**Data**.
◇ ◇ ◇ ◇
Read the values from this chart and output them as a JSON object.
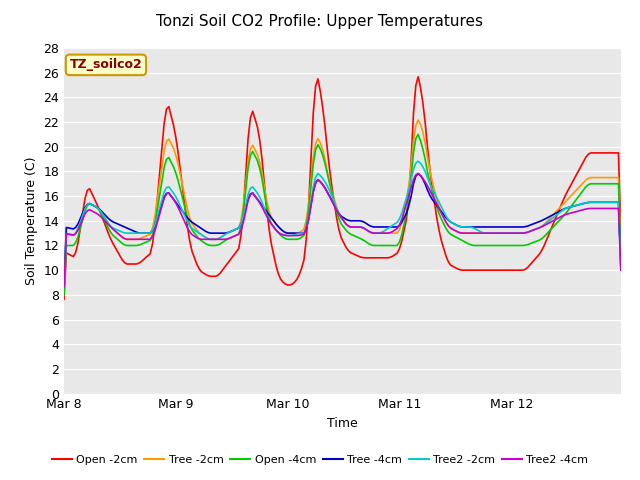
{
  "title": "Tonzi Soil CO2 Profile: Upper Temperatures",
  "xlabel": "Time",
  "ylabel": "Soil Temperature (C)",
  "ylim": [
    0,
    28
  ],
  "yticks": [
    0,
    2,
    4,
    6,
    8,
    10,
    12,
    14,
    16,
    18,
    20,
    22,
    24,
    26,
    28
  ],
  "bg_color": "#e8e8e8",
  "legend_label": "TZ_soilco2",
  "series_colors": {
    "Open -2cm": "#ff0000",
    "Tree -2cm": "#ff9900",
    "Open -4cm": "#00cc00",
    "Tree -4cm": "#0000cc",
    "Tree2 -2cm": "#00cccc",
    "Tree2 -4cm": "#cc00cc"
  },
  "x_tick_labels": [
    "Mar 8",
    "Mar 9",
    "Mar 10",
    "Mar 11",
    "Mar 12"
  ],
  "x_tick_positions": [
    0,
    48,
    96,
    144,
    192
  ]
}
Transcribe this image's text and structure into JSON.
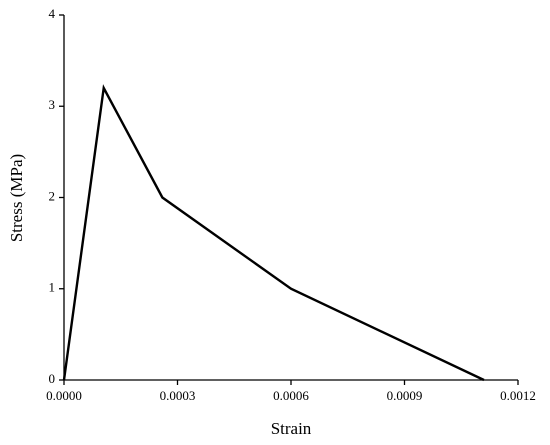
{
  "chart_data": {
    "type": "line",
    "x_label": "Strain",
    "y_label": "Stress (MPa)",
    "x": [
      0,
      0.000105,
      0.00026,
      0.0006,
      0.00111
    ],
    "series": [
      {
        "color": "#000000",
        "values": [
          0,
          3.2,
          2.0,
          1.0,
          0
        ]
      }
    ],
    "xlim": [
      0,
      0.0012
    ],
    "xticks": [
      {
        "value": 0,
        "label": "0.0000"
      },
      {
        "value": 0.0003,
        "label": "0.0003"
      },
      {
        "value": 0.0006,
        "label": "0.0006"
      },
      {
        "value": 0.0009,
        "label": "0.0009"
      },
      {
        "value": 0.0012,
        "label": "0.0012"
      }
    ],
    "ylim": [
      0,
      4
    ],
    "yticks": [
      0,
      1,
      2,
      3,
      4
    ],
    "grid": false
  }
}
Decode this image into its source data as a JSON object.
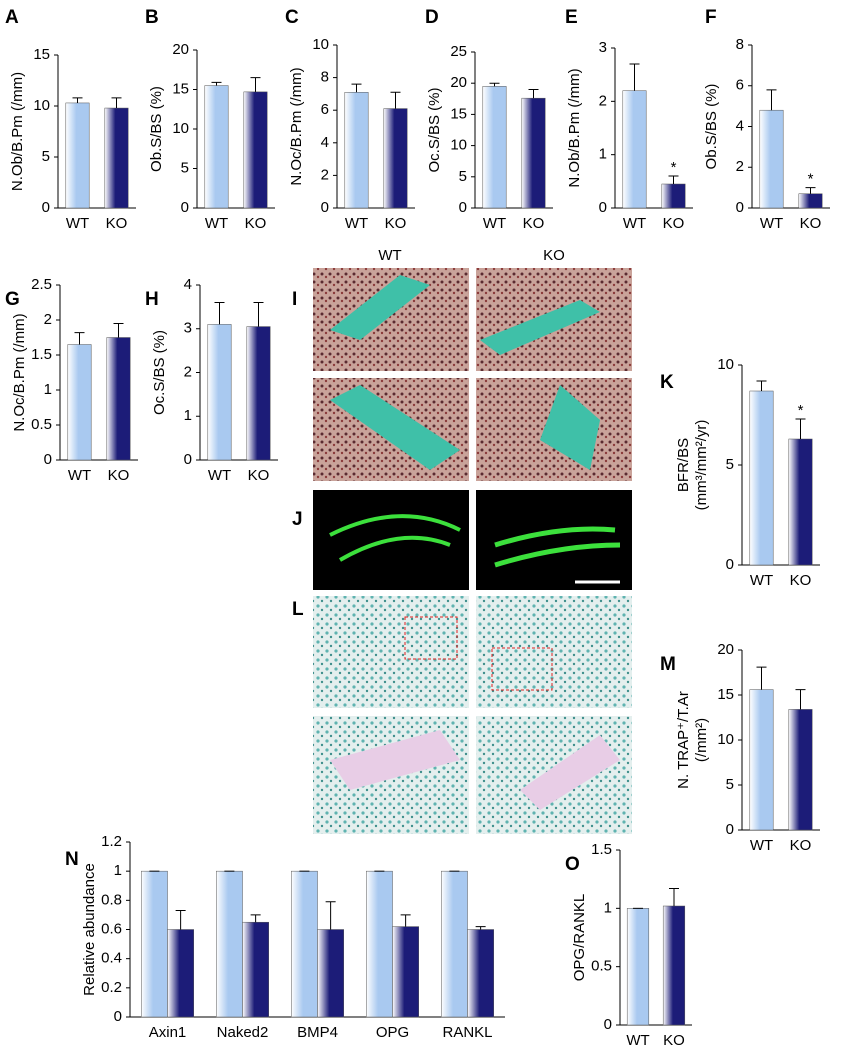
{
  "chart_data": [
    {
      "panel": "A",
      "type": "bar",
      "ylabel": "N.Ob/B.Pm (/mm)",
      "categories": [
        "WT",
        "KO"
      ],
      "values": [
        10.3,
        9.8
      ],
      "errors": [
        0.5,
        1.0
      ],
      "colors": [
        "#a9c9f0",
        "#1c1c78"
      ],
      "ylim": [
        0,
        15
      ],
      "yticks": [
        0,
        5,
        10,
        15
      ]
    },
    {
      "panel": "B",
      "type": "bar",
      "ylabel": "Ob.S/BS (%)",
      "categories": [
        "WT",
        "KO"
      ],
      "values": [
        15.5,
        14.7
      ],
      "errors": [
        0.4,
        1.8
      ],
      "colors": [
        "#a9c9f0",
        "#1c1c78"
      ],
      "ylim": [
        0,
        20
      ],
      "yticks": [
        0,
        5,
        10,
        15,
        20
      ]
    },
    {
      "panel": "C",
      "type": "bar",
      "ylabel": "N.Oc/B.Pm (/mm)",
      "categories": [
        "WT",
        "KO"
      ],
      "values": [
        7.1,
        6.1
      ],
      "errors": [
        0.5,
        1.0
      ],
      "colors": [
        "#a9c9f0",
        "#1c1c78"
      ],
      "ylim": [
        0,
        10
      ],
      "yticks": [
        0,
        2,
        4,
        6,
        8,
        10
      ]
    },
    {
      "panel": "D",
      "type": "bar",
      "ylabel": "Oc.S/BS (%)",
      "categories": [
        "WT",
        "KO"
      ],
      "values": [
        19.5,
        17.6
      ],
      "errors": [
        0.5,
        1.4
      ],
      "colors": [
        "#a9c9f0",
        "#1c1c78"
      ],
      "ylim": [
        0,
        25
      ],
      "yticks": [
        0,
        5,
        10,
        15,
        20,
        25
      ]
    },
    {
      "panel": "E",
      "type": "bar",
      "ylabel": "N.Ob/B.Pm (/mm)",
      "categories": [
        "WT",
        "KO"
      ],
      "values": [
        2.2,
        0.45
      ],
      "errors": [
        0.5,
        0.15
      ],
      "significance": [
        null,
        "*"
      ],
      "colors": [
        "#a9c9f0",
        "#1c1c78"
      ],
      "ylim": [
        0,
        3
      ],
      "yticks": [
        0,
        1,
        2,
        3
      ]
    },
    {
      "panel": "F",
      "type": "bar",
      "ylabel": "Ob.S/BS (%)",
      "categories": [
        "WT",
        "KO"
      ],
      "values": [
        4.8,
        0.7
      ],
      "errors": [
        1.0,
        0.3
      ],
      "significance": [
        null,
        "*"
      ],
      "colors": [
        "#a9c9f0",
        "#1c1c78"
      ],
      "ylim": [
        0,
        8
      ],
      "yticks": [
        0,
        2,
        4,
        6,
        8
      ]
    },
    {
      "panel": "G",
      "type": "bar",
      "ylabel": "N.Oc/B.Pm (/mm)",
      "categories": [
        "WT",
        "KO"
      ],
      "values": [
        1.65,
        1.75
      ],
      "errors": [
        0.17,
        0.2
      ],
      "colors": [
        "#a9c9f0",
        "#1c1c78"
      ],
      "ylim": [
        0,
        2.5
      ],
      "yticks": [
        0,
        0.5,
        1,
        1.5,
        2,
        2.5
      ]
    },
    {
      "panel": "H",
      "type": "bar",
      "ylabel": "Oc.S/BS (%)",
      "categories": [
        "WT",
        "KO"
      ],
      "values": [
        3.1,
        3.05
      ],
      "errors": [
        0.5,
        0.55
      ],
      "colors": [
        "#a9c9f0",
        "#1c1c78"
      ],
      "ylim": [
        0,
        4
      ],
      "yticks": [
        0,
        1,
        2,
        3,
        4
      ]
    },
    {
      "panel": "K",
      "type": "bar",
      "ylabel": [
        "BFR/BS",
        "(mm³/mm²/yr)"
      ],
      "categories": [
        "WT",
        "KO"
      ],
      "values": [
        8.7,
        6.3
      ],
      "errors": [
        0.5,
        1.0
      ],
      "significance": [
        null,
        "*"
      ],
      "colors": [
        "#a9c9f0",
        "#1c1c78"
      ],
      "ylim": [
        0,
        10
      ],
      "yticks": [
        0,
        5,
        10
      ]
    },
    {
      "panel": "M",
      "type": "bar",
      "ylabel": [
        "N. TRAP⁺/T.Ar",
        "(/mm²)"
      ],
      "categories": [
        "WT",
        "KO"
      ],
      "values": [
        15.6,
        13.4
      ],
      "errors": [
        2.5,
        2.2
      ],
      "colors": [
        "#a9c9f0",
        "#1c1c78"
      ],
      "ylim": [
        0,
        20
      ],
      "yticks": [
        0,
        5,
        10,
        15,
        20
      ]
    },
    {
      "panel": "N",
      "type": "bar",
      "ylabel": "Relative abundance",
      "categories": [
        "Axin1",
        "Naked2",
        "BMP4",
        "OPG",
        "RANKL"
      ],
      "series": [
        {
          "color": "#a9c9f0",
          "values": [
            1,
            1,
            1,
            1,
            1
          ],
          "errors": [
            0,
            0,
            0,
            0,
            0
          ]
        },
        {
          "color": "#1c1c78",
          "values": [
            0.6,
            0.65,
            0.6,
            0.62,
            0.6
          ],
          "errors": [
            0.13,
            0.05,
            0.19,
            0.08,
            0.02
          ]
        }
      ],
      "ylim": [
        0,
        1.2
      ],
      "yticks": [
        0,
        0.2,
        0.4,
        0.6,
        0.8,
        1,
        1.2
      ]
    },
    {
      "panel": "O",
      "type": "bar",
      "ylabel": "OPG/RANKL",
      "categories": [
        "WT",
        "KO"
      ],
      "values": [
        1,
        1.02
      ],
      "errors": [
        0,
        0.15
      ],
      "colors": [
        "#a9c9f0",
        "#1c1c78"
      ],
      "ylim": [
        0,
        1.5
      ],
      "yticks": [
        0,
        0.5,
        1,
        1.5
      ]
    }
  ],
  "images": {
    "columns": [
      "WT",
      "KO"
    ],
    "panels": [
      "I",
      "J",
      "L"
    ]
  }
}
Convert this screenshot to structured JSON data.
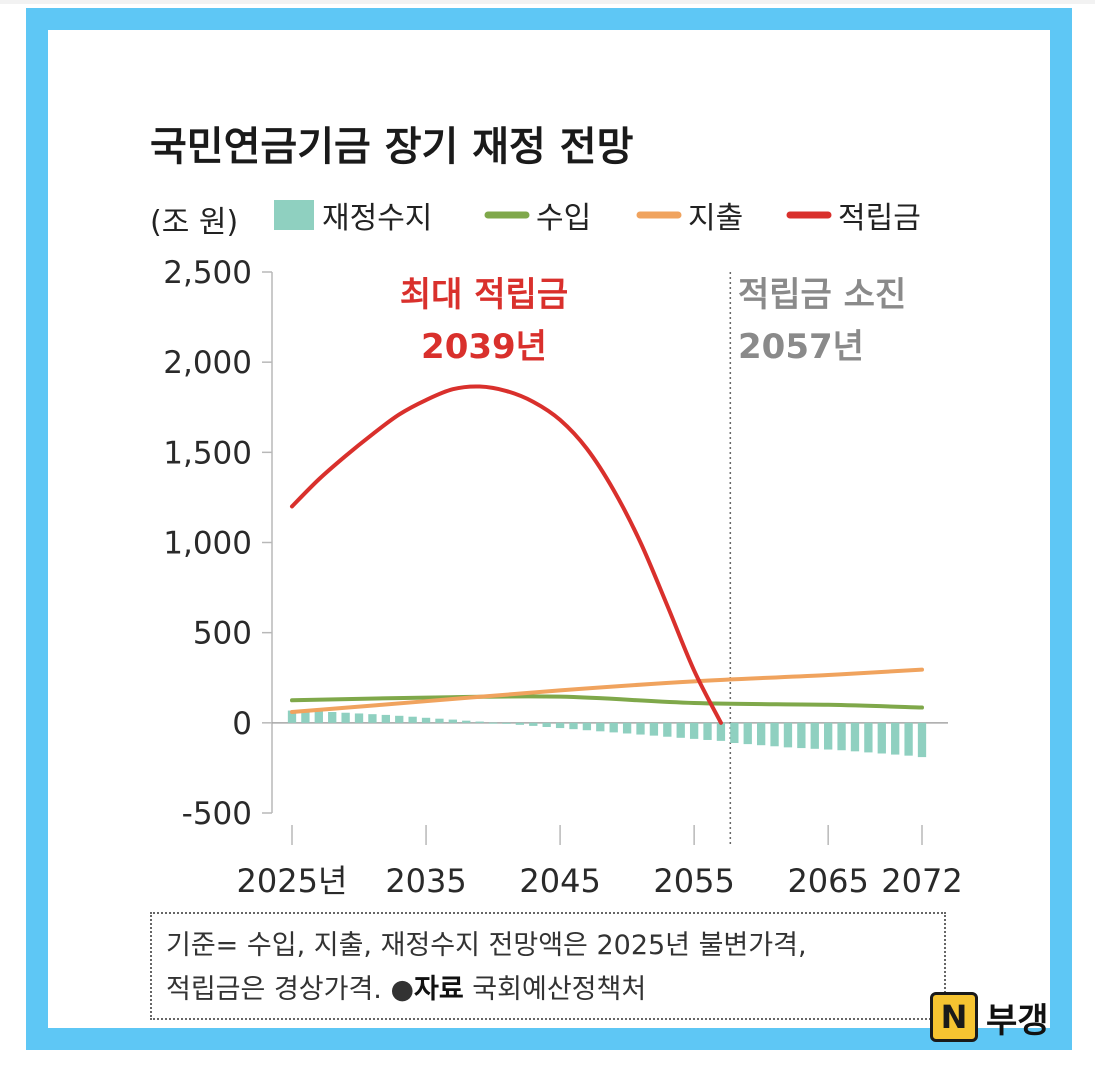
{
  "colors": {
    "frame": "#5ec7f5",
    "balance": "#8fd0c0",
    "revenue": "#7fa84a",
    "expenditure": "#f0a35e",
    "reserve": "#d9302c",
    "annotation_gray": "#8a8a8a"
  },
  "footnote": {
    "line1": "기준= 수입, 지출, 재정수지 전망액은 2025년 불변가격,",
    "line2_a": "적립금은 경상가격. ",
    "line2_dot": "●",
    "line2_src": "자료",
    "line2_b": " 국회예산정책처"
  },
  "badge": {
    "letter": "N",
    "name": "부갱"
  },
  "chart_data": {
    "type": "line",
    "title": "국민연금기금 장기 재정 전망",
    "ylabel": "(조 원)",
    "xlim": [
      2024,
      2073
    ],
    "ylim": [
      -500,
      2500
    ],
    "yticks": [
      2500,
      2000,
      1500,
      1000,
      500,
      0,
      -500
    ],
    "ytick_labels": [
      "2,500",
      "2,000",
      "1,500",
      "1,000",
      "500",
      "0",
      "-500"
    ],
    "xticks": [
      2025,
      2035,
      2045,
      2055,
      2065,
      2072
    ],
    "xtick_labels": [
      "2025년",
      "2035",
      "2045",
      "2055",
      "2065",
      "2072"
    ],
    "legend": [
      "재정수지",
      "수입",
      "지출",
      "적립금"
    ],
    "series": [
      {
        "name": "재정수지",
        "kind": "bar",
        "x": [
          2025,
          2026,
          2027,
          2028,
          2029,
          2030,
          2031,
          2032,
          2033,
          2034,
          2035,
          2036,
          2037,
          2038,
          2039,
          2040,
          2041,
          2042,
          2043,
          2044,
          2045,
          2046,
          2047,
          2048,
          2049,
          2050,
          2051,
          2052,
          2053,
          2054,
          2055,
          2056,
          2057,
          2058,
          2059,
          2060,
          2061,
          2062,
          2063,
          2064,
          2065,
          2066,
          2067,
          2068,
          2069,
          2070,
          2071,
          2072
        ],
        "values": [
          68,
          67,
          64,
          60,
          56,
          52,
          48,
          44,
          39,
          34,
          28,
          23,
          18,
          12,
          7,
          1,
          -5,
          -11,
          -17,
          -23,
          -29,
          -35,
          -41,
          -47,
          -53,
          -59,
          -65,
          -71,
          -77,
          -83,
          -89,
          -95,
          -100,
          -112,
          -118,
          -124,
          -130,
          -136,
          -140,
          -144,
          -148,
          -152,
          -158,
          -164,
          -170,
          -176,
          -182,
          -190
        ]
      },
      {
        "name": "수입",
        "kind": "line",
        "x": [
          2025,
          2035,
          2045,
          2055,
          2065,
          2072
        ],
        "values": [
          125,
          140,
          145,
          110,
          100,
          85
        ]
      },
      {
        "name": "지출",
        "kind": "line",
        "x": [
          2025,
          2035,
          2045,
          2055,
          2065,
          2072
        ],
        "values": [
          60,
          120,
          180,
          230,
          265,
          295
        ]
      },
      {
        "name": "적립금",
        "kind": "line",
        "x": [
          2025,
          2027,
          2029,
          2031,
          2033,
          2035,
          2037,
          2039,
          2041,
          2043,
          2045,
          2047,
          2049,
          2051,
          2053,
          2055,
          2057
        ],
        "values": [
          1200,
          1350,
          1480,
          1600,
          1710,
          1790,
          1850,
          1865,
          1840,
          1780,
          1680,
          1520,
          1290,
          1000,
          650,
          290,
          0
        ]
      }
    ],
    "annotations": [
      {
        "lines": [
          "최대 적립금",
          "2039년"
        ],
        "x": 2039,
        "color": "#d9302c"
      },
      {
        "lines": [
          "적립금 소진",
          "2057년"
        ],
        "x": 2057,
        "color": "#8a8a8a"
      }
    ],
    "depletion_line_x": 2057.7
  }
}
◇ ◇ ◇ ◇
**Requirement**. Which lines hold the word "into"? Copy each of them from the records.

**Solution**.
Transcribe this image's text and structure into JSON.
Decode this image into its source data as a JSON object.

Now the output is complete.